>>>
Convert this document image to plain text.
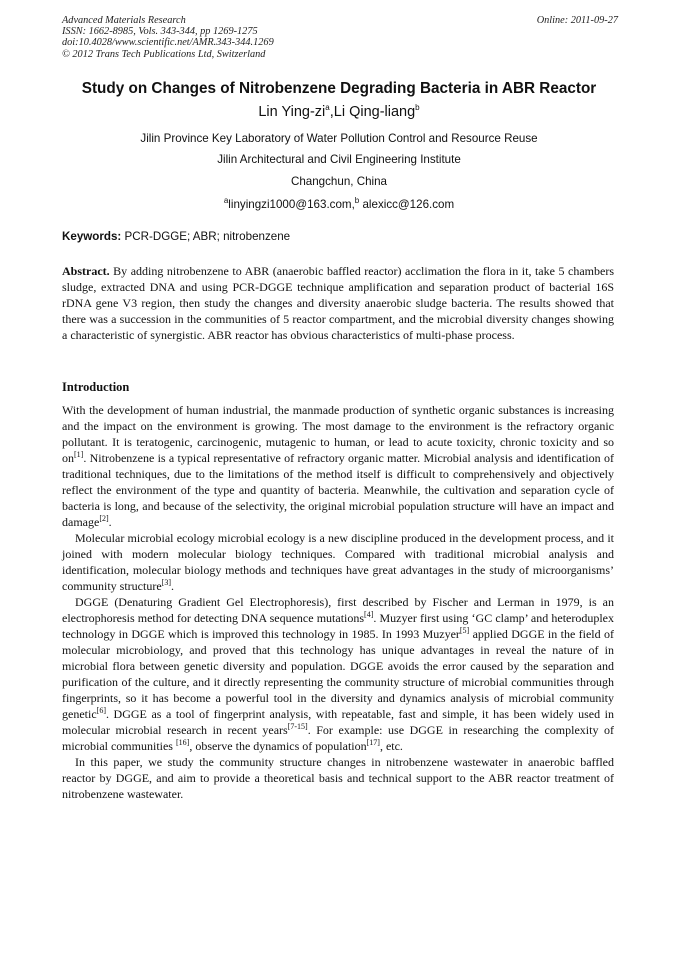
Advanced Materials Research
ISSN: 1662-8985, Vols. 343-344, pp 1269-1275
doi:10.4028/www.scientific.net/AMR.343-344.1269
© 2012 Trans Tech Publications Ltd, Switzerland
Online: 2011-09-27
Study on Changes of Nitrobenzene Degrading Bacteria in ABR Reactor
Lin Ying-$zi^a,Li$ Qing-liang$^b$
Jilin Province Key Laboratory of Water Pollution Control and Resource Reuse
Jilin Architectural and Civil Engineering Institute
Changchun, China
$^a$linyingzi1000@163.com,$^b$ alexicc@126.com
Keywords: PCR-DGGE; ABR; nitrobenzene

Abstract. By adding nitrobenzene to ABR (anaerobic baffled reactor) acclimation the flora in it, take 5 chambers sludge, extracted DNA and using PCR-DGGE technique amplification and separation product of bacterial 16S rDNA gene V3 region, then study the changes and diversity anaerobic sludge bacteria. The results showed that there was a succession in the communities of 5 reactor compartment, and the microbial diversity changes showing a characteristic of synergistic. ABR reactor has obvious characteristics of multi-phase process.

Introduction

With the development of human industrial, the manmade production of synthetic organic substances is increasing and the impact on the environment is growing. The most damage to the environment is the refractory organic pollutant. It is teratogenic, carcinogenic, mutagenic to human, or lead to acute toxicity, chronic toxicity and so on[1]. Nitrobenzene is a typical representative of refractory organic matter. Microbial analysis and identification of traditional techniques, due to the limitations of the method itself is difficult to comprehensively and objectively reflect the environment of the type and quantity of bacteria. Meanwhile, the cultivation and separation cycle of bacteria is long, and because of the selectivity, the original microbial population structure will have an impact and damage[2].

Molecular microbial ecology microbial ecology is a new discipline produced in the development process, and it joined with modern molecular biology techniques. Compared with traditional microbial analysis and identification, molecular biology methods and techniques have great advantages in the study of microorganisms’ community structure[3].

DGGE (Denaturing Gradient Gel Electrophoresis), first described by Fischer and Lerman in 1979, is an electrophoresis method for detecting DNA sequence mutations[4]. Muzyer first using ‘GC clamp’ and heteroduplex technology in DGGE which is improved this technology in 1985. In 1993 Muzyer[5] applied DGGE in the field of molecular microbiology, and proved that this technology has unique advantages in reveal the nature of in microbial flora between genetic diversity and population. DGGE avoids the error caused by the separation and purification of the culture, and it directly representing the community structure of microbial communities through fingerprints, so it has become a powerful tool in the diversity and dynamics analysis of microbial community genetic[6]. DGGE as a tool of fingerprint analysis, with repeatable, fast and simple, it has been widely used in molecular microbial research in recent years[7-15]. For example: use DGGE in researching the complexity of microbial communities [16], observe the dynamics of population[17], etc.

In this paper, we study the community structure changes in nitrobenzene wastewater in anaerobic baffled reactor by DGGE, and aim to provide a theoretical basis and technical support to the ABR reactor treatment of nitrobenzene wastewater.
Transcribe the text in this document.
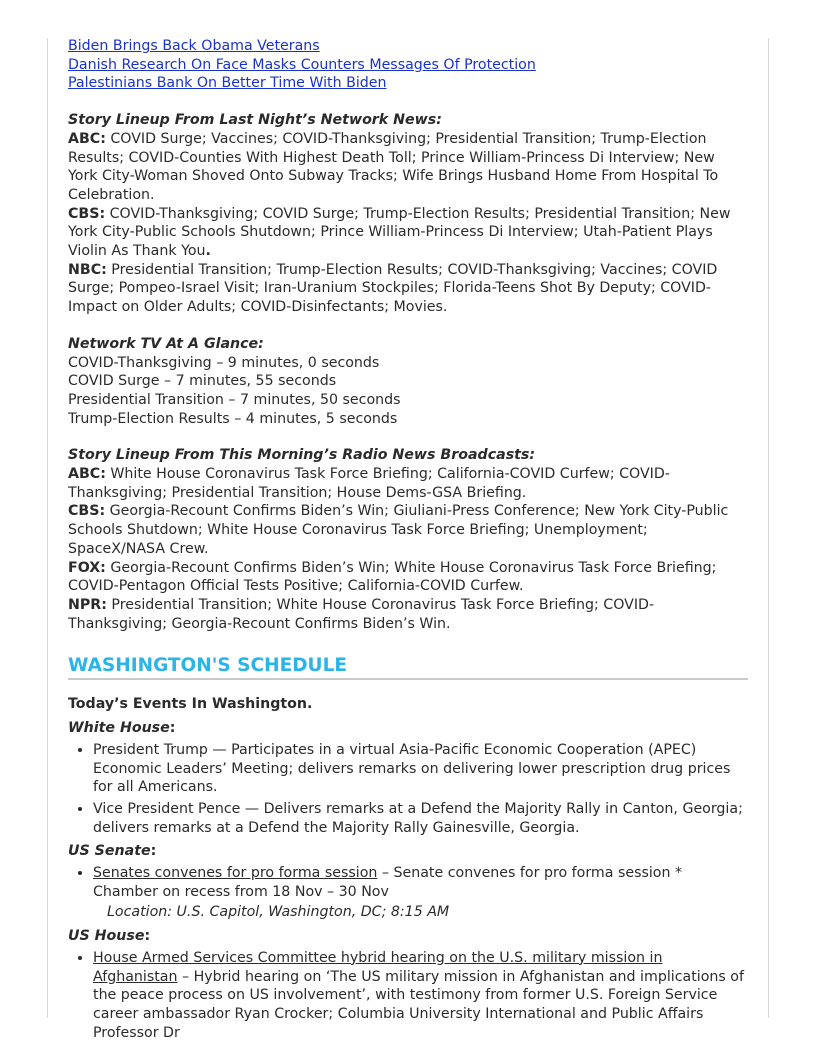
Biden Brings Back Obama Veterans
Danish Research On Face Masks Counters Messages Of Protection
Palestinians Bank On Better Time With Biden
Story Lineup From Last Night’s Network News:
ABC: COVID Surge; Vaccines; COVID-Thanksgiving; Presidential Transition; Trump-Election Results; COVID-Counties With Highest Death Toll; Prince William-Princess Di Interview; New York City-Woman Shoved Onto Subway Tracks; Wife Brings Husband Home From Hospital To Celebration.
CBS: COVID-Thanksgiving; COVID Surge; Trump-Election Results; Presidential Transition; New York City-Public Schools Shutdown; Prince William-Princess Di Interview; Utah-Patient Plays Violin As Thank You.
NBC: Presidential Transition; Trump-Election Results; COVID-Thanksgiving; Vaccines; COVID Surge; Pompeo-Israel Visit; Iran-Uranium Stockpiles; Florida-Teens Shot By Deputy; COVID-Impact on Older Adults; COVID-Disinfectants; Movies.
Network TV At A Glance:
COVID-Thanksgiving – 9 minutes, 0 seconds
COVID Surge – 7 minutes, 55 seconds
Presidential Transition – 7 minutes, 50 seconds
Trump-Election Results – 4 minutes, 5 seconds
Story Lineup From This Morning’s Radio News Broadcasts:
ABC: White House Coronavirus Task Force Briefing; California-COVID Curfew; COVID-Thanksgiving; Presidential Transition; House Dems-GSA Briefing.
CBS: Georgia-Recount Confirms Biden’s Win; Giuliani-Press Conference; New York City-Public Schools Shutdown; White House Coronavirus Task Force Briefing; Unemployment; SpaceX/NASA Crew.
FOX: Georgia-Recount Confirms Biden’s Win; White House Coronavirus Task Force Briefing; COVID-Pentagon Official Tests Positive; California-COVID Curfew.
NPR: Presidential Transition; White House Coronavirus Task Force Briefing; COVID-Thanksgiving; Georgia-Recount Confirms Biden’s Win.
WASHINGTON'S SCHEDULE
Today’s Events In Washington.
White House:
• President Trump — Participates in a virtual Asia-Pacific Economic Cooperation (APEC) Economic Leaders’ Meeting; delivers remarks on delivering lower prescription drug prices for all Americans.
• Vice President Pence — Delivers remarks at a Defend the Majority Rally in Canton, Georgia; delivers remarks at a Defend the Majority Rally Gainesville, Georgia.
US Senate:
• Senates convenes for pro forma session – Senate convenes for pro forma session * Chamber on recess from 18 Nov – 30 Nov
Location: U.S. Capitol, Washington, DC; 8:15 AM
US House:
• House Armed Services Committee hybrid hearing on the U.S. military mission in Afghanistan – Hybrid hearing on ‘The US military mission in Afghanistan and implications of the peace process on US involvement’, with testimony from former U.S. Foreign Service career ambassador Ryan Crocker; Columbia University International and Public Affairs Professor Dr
<<<
■ **What the task requires**
Where pictures occur in the material above, omit them and return everything else exactly.

■ **Solution for this problem**
Convert this document image to plain text.
Advanced Materials Research
ISSN: 1662-8985, Vols. 343-344, pp 1269-1275
doi:10.4028/www.scientific.net/AMR.343-344.1269
© 2012 Trans Tech Publications Ltd, Switzerland
Online: 2011-09-27
Study on Changes of Nitrobenzene Degrading Bacteria in ABR Reactor
Lin Ying-$zi^a,Li$ Qing-liang$^b$
Jilin Province Key Laboratory of Water Pollution Control and Resource Reuse
Jilin Architectural and Civil Engineering Institute
Changchun, China
$^a$linyingzi1000@163.com,$^b$ alexicc@126.com
Keywords: PCR-DGGE; ABR; nitrobenzene

Abstract. By adding nitrobenzene to ABR (anaerobic baffled reactor) acclimation the flora in it, take 5 chambers sludge, extracted DNA and using PCR-DGGE technique amplification and separation product of bacterial 16S rDNA gene V3 region, then study the changes and diversity anaerobic sludge bacteria. The results showed that there was a succession in the communities of 5 reactor compartment, and the microbial diversity changes showing a characteristic of synergistic. ABR reactor has obvious characteristics of multi-phase process.

Introduction

With the development of human industrial, the manmade production of synthetic organic substances is increasing and the impact on the environment is growing. The most damage to the environment is the refractory organic pollutant. It is teratogenic, carcinogenic, mutagenic to human, or lead to acute toxicity, chronic toxicity and so on[1]. Nitrobenzene is a typical representative of refractory organic matter. Microbial analysis and identification of traditional techniques, due to the limitations of the method itself is difficult to comprehensively and objectively reflect the environment of the type and quantity of bacteria. Meanwhile, the cultivation and separation cycle of bacteria is long, and because of the selectivity, the original microbial population structure will have an impact and damage[2].

Molecular microbial ecology microbial ecology is a new discipline produced in the development process, and it joined with modern molecular biology techniques. Compared with traditional microbial analysis and identification, molecular biology methods and techniques have great advantages in the study of microorganisms’ community structure[3].

DGGE (Denaturing Gradient Gel Electrophoresis), first described by Fischer and Lerman in 1979, is an electrophoresis method for detecting DNA sequence mutations[4]. Muzyer first using ‘GC clamp’ and heteroduplex technology in DGGE which is improved this technology in 1985. In 1993 Muzyer[5] applied DGGE in the field of molecular microbiology, and proved that this technology has unique advantages in reveal the nature of in microbial flora between genetic diversity and population. DGGE avoids the error caused by the separation and purification of the culture, and it directly representing the community structure of microbial communities through fingerprints, so it has become a powerful tool in the diversity and dynamics analysis of microbial community genetic[6]. DGGE as a tool of fingerprint analysis, with repeatable, fast and simple, it has been widely used in molecular microbial research in recent years[7-15]. For example: use DGGE in researching the complexity of microbial communities [16], observe the dynamics of population[17], etc.

In this paper, we study the community structure changes in nitrobenzene wastewater in anaerobic baffled reactor by DGGE, and aim to provide a theoretical basis and technical support to the ABR reactor treatment of nitrobenzene wastewater.
Transcribe the text in this document.
Biden Brings Back Obama Veterans
Danish Research On Face Masks Counters Messages Of Protection
Palestinians Bank On Better Time With Biden
Story Lineup From Last Night’s Network News:
ABC: COVID Surge; Vaccines; COVID-Thanksgiving; Presidential Transition; Trump-Election Results; COVID-Counties With Highest Death Toll; Prince William-Princess Di Interview; New York City-Woman Shoved Onto Subway Tracks; Wife Brings Husband Home From Hospital To Celebration.
CBS: COVID-Thanksgiving; COVID Surge; Trump-Election Results; Presidential Transition; New York City-Public Schools Shutdown; Prince William-Princess Di Interview; Utah-Patient Plays Violin As Thank You.
NBC: Presidential Transition; Trump-Election Results; COVID-Thanksgiving; Vaccines; COVID Surge; Pompeo-Israel Visit; Iran-Uranium Stockpiles; Florida-Teens Shot By Deputy; COVID-Impact on Older Adults; COVID-Disinfectants; Movies.
Network TV At A Glance:
COVID-Thanksgiving – 9 minutes, 0 seconds
COVID Surge – 7 minutes, 55 seconds
Presidential Transition – 7 minutes, 50 seconds
Trump-Election Results – 4 minutes, 5 seconds
Story Lineup From This Morning’s Radio News Broadcasts:
ABC: White House Coronavirus Task Force Briefing; California-COVID Curfew; COVID-Thanksgiving; Presidential Transition; House Dems-GSA Briefing.
CBS: Georgia-Recount Confirms Biden’s Win; Giuliani-Press Conference; New York City-Public Schools Shutdown; White House Coronavirus Task Force Briefing; Unemployment; SpaceX/NASA Crew.
FOX: Georgia-Recount Confirms Biden’s Win; White House Coronavirus Task Force Briefing; COVID-Pentagon Official Tests Positive; California-COVID Curfew.
NPR: Presidential Transition; White House Coronavirus Task Force Briefing; COVID-Thanksgiving; Georgia-Recount Confirms Biden’s Win.
WASHINGTON'S SCHEDULE
Today’s Events In Washington.
White House:
• President Trump — Participates in a virtual Asia-Pacific Economic Cooperation (APEC) Economic Leaders’ Meeting; delivers remarks on delivering lower prescription drug prices for all Americans.
• Vice President Pence — Delivers remarks at a Defend the Majority Rally in Canton, Georgia; delivers remarks at a Defend the Majority Rally Gainesville, Georgia.
US Senate:
• Senates convenes for pro forma session – Senate convenes for pro forma session * Chamber on recess from 18 Nov – 30 Nov
Location: U.S. Capitol, Washington, DC; 8:15 AM
US House:
• House Armed Services Committee hybrid hearing on the U.S. military mission in Afghanistan – Hybrid hearing on ‘The US military mission in Afghanistan and implications of the peace process on US involvement’, with testimony from former U.S. Foreign Service career ambassador Ryan Crocker; Columbia University International and Public Affairs Professor Dr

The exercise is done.